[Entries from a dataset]

========

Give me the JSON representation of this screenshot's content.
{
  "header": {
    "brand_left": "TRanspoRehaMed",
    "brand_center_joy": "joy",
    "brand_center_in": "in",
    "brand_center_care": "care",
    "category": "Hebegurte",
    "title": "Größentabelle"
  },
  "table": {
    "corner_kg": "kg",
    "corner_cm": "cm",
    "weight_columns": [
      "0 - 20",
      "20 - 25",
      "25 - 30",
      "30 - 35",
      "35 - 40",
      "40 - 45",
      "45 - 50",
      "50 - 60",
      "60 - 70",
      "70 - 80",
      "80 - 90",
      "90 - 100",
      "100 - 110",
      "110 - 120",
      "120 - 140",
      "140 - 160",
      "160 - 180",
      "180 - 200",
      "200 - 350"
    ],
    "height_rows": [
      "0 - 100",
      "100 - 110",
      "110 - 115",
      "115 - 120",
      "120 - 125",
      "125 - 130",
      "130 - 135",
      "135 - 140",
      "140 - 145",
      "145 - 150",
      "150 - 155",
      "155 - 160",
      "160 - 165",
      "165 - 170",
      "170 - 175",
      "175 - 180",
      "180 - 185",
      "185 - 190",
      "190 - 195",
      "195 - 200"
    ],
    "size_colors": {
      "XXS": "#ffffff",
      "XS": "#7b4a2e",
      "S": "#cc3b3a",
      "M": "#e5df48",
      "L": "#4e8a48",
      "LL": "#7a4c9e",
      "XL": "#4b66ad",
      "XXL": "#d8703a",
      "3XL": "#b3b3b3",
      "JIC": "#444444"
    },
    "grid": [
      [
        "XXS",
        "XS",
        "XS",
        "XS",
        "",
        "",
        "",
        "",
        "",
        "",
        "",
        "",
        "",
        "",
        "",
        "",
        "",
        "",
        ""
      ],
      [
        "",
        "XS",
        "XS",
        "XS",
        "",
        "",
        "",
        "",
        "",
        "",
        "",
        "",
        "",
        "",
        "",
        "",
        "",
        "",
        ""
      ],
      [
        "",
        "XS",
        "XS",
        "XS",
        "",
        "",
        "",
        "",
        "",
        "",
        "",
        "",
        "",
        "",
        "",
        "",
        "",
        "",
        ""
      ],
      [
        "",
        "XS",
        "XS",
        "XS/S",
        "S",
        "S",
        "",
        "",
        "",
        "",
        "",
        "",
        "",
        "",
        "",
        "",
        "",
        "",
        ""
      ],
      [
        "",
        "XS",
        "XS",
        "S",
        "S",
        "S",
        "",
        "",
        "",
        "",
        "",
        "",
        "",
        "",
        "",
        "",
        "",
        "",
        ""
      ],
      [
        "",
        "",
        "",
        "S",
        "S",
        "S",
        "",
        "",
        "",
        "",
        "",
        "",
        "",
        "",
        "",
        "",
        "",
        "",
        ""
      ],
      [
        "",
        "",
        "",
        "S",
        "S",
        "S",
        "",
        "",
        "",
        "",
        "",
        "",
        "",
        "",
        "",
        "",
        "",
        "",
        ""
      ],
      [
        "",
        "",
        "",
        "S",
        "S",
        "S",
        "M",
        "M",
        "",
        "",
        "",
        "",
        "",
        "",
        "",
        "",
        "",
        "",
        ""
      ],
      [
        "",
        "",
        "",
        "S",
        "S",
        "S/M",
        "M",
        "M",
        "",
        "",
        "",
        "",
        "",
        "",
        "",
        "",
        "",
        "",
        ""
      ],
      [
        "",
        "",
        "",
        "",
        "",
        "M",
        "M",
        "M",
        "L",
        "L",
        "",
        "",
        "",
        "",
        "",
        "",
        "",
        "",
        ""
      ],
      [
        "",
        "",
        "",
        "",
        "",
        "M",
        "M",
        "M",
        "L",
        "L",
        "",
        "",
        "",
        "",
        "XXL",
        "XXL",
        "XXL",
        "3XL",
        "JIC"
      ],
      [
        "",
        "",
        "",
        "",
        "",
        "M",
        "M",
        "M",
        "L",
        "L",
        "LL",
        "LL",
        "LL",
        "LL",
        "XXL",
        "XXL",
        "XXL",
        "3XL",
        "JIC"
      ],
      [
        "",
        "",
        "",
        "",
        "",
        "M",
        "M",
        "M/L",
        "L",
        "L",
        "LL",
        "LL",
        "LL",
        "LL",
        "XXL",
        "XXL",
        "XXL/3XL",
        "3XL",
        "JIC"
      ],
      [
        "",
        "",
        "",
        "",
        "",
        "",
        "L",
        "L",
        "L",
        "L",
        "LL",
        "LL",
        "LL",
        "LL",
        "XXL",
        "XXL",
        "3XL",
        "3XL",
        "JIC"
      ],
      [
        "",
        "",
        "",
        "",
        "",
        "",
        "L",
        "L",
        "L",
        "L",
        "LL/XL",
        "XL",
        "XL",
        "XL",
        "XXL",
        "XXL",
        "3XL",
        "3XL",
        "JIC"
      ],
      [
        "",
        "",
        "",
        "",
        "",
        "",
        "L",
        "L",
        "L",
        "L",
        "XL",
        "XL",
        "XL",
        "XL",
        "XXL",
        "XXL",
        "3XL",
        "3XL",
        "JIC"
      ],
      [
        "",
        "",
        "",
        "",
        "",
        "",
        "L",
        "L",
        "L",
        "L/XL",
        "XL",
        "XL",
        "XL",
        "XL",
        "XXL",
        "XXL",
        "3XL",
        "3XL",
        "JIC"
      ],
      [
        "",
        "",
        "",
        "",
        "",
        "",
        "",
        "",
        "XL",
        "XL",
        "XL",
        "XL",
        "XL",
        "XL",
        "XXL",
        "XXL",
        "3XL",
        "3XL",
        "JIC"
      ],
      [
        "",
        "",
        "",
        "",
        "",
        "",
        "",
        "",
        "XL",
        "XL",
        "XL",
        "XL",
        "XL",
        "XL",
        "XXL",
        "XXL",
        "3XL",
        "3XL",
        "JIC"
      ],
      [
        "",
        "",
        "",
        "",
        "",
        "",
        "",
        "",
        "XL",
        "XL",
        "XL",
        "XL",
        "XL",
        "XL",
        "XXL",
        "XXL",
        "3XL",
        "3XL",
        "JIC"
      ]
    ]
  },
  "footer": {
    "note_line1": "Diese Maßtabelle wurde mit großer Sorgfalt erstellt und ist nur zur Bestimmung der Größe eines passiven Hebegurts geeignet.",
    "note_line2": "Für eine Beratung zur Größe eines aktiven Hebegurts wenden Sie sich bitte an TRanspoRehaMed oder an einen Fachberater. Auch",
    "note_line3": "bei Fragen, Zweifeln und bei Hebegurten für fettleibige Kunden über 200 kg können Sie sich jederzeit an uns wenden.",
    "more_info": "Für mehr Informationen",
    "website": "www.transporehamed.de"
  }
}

========

Copy every line of the data that holds the string "eines".

▸ Response
    "note_line1": "Diese Maßtabelle wurde mit großer Sorgfalt erstellt und ist nur zur Bestimmung der Größe eines passiven Hebegurts geeignet.",
    "note_line2": "Für eine Beratung zur Größe eines aktiven Hebegurts wenden Sie sich bitte an TRanspoRehaMed oder an einen Fachberater. Auch",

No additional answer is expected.